Material provided:

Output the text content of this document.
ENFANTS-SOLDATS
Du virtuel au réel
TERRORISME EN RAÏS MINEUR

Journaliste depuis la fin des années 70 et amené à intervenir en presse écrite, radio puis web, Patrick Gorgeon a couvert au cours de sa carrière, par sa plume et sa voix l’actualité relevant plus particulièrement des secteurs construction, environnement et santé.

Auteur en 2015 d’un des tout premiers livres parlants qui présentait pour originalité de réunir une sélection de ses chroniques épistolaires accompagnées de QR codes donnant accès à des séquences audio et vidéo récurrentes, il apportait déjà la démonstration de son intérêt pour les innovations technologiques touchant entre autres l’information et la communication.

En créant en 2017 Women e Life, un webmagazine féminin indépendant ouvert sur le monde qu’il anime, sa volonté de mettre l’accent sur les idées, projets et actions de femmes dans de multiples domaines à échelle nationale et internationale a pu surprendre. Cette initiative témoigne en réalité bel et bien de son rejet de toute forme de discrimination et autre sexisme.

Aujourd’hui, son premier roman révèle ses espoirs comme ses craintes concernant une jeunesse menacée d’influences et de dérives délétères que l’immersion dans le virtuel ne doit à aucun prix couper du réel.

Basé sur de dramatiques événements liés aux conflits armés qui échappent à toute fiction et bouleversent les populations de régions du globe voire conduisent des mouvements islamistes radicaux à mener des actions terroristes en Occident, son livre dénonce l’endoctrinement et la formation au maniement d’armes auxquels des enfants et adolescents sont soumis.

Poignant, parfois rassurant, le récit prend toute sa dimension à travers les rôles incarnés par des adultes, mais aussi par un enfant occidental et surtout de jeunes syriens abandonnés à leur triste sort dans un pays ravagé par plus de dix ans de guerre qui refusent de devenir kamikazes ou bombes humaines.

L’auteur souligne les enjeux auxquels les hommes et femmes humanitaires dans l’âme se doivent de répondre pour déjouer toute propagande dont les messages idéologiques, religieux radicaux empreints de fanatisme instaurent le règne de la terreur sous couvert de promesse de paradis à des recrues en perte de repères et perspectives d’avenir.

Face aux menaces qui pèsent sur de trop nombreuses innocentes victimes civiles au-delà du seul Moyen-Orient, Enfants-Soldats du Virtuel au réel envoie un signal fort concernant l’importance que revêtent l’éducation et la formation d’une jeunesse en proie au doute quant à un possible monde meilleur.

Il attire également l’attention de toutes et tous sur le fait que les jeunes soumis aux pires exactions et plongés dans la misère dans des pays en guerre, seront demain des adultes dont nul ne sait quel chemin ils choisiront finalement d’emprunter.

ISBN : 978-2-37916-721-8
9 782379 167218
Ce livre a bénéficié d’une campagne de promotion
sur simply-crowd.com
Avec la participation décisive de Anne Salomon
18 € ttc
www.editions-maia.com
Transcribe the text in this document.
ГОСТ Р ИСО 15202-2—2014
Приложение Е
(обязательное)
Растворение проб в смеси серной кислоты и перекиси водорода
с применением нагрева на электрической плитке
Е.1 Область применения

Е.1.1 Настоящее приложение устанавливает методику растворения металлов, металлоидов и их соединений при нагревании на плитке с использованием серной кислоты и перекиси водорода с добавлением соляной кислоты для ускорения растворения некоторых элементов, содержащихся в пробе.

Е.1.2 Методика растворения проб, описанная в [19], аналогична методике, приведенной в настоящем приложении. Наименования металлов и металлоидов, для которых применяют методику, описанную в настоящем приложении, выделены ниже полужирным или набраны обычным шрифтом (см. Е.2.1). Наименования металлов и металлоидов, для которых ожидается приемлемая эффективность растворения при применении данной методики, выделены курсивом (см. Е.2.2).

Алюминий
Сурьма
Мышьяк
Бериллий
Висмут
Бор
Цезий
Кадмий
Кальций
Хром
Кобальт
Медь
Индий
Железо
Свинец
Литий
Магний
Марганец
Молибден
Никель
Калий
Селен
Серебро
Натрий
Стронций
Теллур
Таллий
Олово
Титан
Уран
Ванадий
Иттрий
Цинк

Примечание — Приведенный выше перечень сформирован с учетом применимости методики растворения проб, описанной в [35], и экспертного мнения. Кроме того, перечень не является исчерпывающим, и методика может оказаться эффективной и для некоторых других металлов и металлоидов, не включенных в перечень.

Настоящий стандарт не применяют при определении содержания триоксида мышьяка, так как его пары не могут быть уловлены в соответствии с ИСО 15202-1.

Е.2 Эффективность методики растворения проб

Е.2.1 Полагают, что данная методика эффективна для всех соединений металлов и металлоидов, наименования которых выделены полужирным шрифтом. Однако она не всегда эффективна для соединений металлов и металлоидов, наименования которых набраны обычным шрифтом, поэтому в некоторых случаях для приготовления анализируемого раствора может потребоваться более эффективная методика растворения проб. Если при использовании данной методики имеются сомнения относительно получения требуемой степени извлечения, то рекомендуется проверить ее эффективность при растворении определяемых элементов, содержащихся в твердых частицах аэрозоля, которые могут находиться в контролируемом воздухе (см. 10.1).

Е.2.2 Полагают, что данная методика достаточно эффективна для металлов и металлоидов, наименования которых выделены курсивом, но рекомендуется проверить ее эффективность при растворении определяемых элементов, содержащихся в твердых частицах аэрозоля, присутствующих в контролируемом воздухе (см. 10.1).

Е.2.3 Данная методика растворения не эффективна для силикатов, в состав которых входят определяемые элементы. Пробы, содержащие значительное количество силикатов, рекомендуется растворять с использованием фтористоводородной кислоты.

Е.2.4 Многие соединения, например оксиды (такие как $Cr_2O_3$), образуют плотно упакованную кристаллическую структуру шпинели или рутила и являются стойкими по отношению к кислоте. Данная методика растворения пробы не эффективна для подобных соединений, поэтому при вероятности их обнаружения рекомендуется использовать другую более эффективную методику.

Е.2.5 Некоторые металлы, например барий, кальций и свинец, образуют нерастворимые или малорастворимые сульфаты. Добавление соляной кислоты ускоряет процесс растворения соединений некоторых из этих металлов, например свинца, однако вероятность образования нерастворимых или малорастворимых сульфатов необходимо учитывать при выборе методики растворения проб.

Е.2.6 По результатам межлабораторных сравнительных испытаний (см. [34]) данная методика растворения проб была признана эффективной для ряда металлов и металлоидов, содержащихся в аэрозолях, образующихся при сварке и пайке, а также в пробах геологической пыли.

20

Stated goal: All entries shown above should be printed again exactly.

Task result:
Output the text content of this document.
ENFANTS-SOLDATS
Du virtuel au réel
TERRORISME EN RAÏS MINEUR

Journaliste depuis la fin des années 70 et amené à intervenir en presse écrite, radio puis web, Patrick Gorgeon a couvert au cours de sa carrière, par sa plume et sa voix l’actualité relevant plus particulièrement des secteurs construction, environnement et santé.

Auteur en 2015 d’un des tout premiers livres parlants qui présentait pour originalité de réunir une sélection de ses chroniques épistolaires accompagnées de QR codes donnant accès à des séquences audio et vidéo récurrentes, il apportait déjà la démonstration de son intérêt pour les innovations technologiques touchant entre autres l’information et la communication.

En créant en 2017 Women e Life, un webmagazine féminin indépendant ouvert sur le monde qu’il anime, sa volonté de mettre l’accent sur les idées, projets et actions de femmes dans de multiples domaines à échelle nationale et internationale a pu surprendre. Cette initiative témoigne en réalité bel et bien de son rejet de toute forme de discrimination et autre sexisme.

Aujourd’hui, son premier roman révèle ses espoirs comme ses craintes concernant une jeunesse menacée d’influences et de dérives délétères que l’immersion dans le virtuel ne doit à aucun prix couper du réel.

Basé sur de dramatiques événements liés aux conflits armés qui échappent à toute fiction et bouleversent les populations de régions du globe voire conduisent des mouvements islamistes radicaux à mener des actions terroristes en Occident, son livre dénonce l’endoctrinement et la formation au maniement d’armes auxquels des enfants et adolescents sont soumis.

Poignant, parfois rassurant, le récit prend toute sa dimension à travers les rôles incarnés par des adultes, mais aussi par un enfant occidental et surtout de jeunes syriens abandonnés à leur triste sort dans un pays ravagé par plus de dix ans de guerre qui refusent de devenir kamikazes ou bombes humaines.

L’auteur souligne les enjeux auxquels les hommes et femmes humanitaires dans l’âme se doivent de répondre pour déjouer toute propagande dont les messages idéologiques, religieux radicaux empreints de fanatisme instaurent le règne de la terreur sous couvert de promesse de paradis à des recrues en perte de repères et perspectives d’avenir.

Face aux menaces qui pèsent sur de trop nombreuses innocentes victimes civiles au-delà du seul Moyen-Orient, Enfants-Soldats du Virtuel au réel envoie un signal fort concernant l’importance que revêtent l’éducation et la formation d’une jeunesse en proie au doute quant à un possible monde meilleur.

Il attire également l’attention de toutes et tous sur le fait que les jeunes soumis aux pires exactions et plongés dans la misère dans des pays en guerre, seront demain des adultes dont nul ne sait quel chemin ils choisiront finalement d’emprunter.

ISBN : 978-2-37916-721-8
9 782379 167218
Ce livre a bénéficié d’une campagne de promotion
sur simply-crowd.com
Avec la participation décisive de Anne Salomon
18 € ttc
www.editions-maia.com
Transcribe the text in this document.
ГОСТ Р ИСО 15202-2—2014
Приложение Е
(обязательное)
Растворение проб в смеси серной кислоты и перекиси водорода
с применением нагрева на электрической плитке
Е.1 Область применения

Е.1.1 Настоящее приложение устанавливает методику растворения металлов, металлоидов и их соединений при нагревании на плитке с использованием серной кислоты и перекиси водорода с добавлением соляной кислоты для ускорения растворения некоторых элементов, содержащихся в пробе.

Е.1.2 Методика растворения проб, описанная в [19], аналогична методике, приведенной в настоящем приложении. Наименования металлов и металлоидов, для которых применяют методику, описанную в настоящем приложении, выделены ниже полужирным или набраны обычным шрифтом (см. Е.2.1). Наименования металлов и металлоидов, для которых ожидается приемлемая эффективность растворения при применении данной методики, выделены курсивом (см. Е.2.2).

Алюминий
Сурьма
Мышьяк
Бериллий
Висмут
Бор
Цезий
Кадмий
Кальций
Хром
Кобальт
Медь
Индий
Железо
Свинец
Литий
Магний
Марганец
Молибден
Никель
Калий
Селен
Серебро
Натрий
Стронций
Теллур
Таллий
Олово
Титан
Уран
Ванадий
Иттрий
Цинк

Примечание — Приведенный выше перечень сформирован с учетом применимости методики растворения проб, описанной в [35], и экспертного мнения. Кроме того, перечень не является исчерпывающим, и методика может оказаться эффективной и для некоторых других металлов и металлоидов, не включенных в перечень.

Настоящий стандарт не применяют при определении содержания триоксида мышьяка, так как его пары не могут быть уловлены в соответствии с ИСО 15202-1.

Е.2 Эффективность методики растворения проб

Е.2.1 Полагают, что данная методика эффективна для всех соединений металлов и металлоидов, наименования которых выделены полужирным шрифтом. Однако она не всегда эффективна для соединений металлов и металлоидов, наименования которых набраны обычным шрифтом, поэтому в некоторых случаях для приготовления анализируемого раствора может потребоваться более эффективная методика растворения проб. Если при использовании данной методики имеются сомнения относительно получения требуемой степени извлечения, то рекомендуется проверить ее эффективность при растворении определяемых элементов, содержащихся в твердых частицах аэрозоля, которые могут находиться в контролируемом воздухе (см. 10.1).

Е.2.2 Полагают, что данная методика достаточно эффективна для металлов и металлоидов, наименования которых выделены курсивом, но рекомендуется проверить ее эффективность при растворении определяемых элементов, содержащихся в твердых частицах аэрозоля, присутствующих в контролируемом воздухе (см. 10.1).

Е.2.3 Данная методика растворения не эффективна для силикатов, в состав которых входят определяемые элементы. Пробы, содержащие значительное количество силикатов, рекомендуется растворять с использованием фтористоводородной кислоты.

Е.2.4 Многие соединения, например оксиды (такие как $Cr_2O_3$), образуют плотно упакованную кристаллическую структуру шпинели или рутила и являются стойкими по отношению к кислоте. Данная методика растворения пробы не эффективна для подобных соединений, поэтому при вероятности их обнаружения рекомендуется использовать другую более эффективную методику.

Е.2.5 Некоторые металлы, например барий, кальций и свинец, образуют нерастворимые или малорастворимые сульфаты. Добавление соляной кислоты ускоряет процесс растворения соединений некоторых из этих металлов, например свинца, однако вероятность образования нерастворимых или малорастворимых сульфатов необходимо учитывать при выборе методики растворения проб.

Е.2.6 По результатам межлабораторных сравнительных испытаний (см. [34]) данная методика растворения проб была признана эффективной для ряда металлов и металлоидов, содержащихся в аэрозолях, образующихся при сварке и пайке, а также в пробах геологической пыли.

20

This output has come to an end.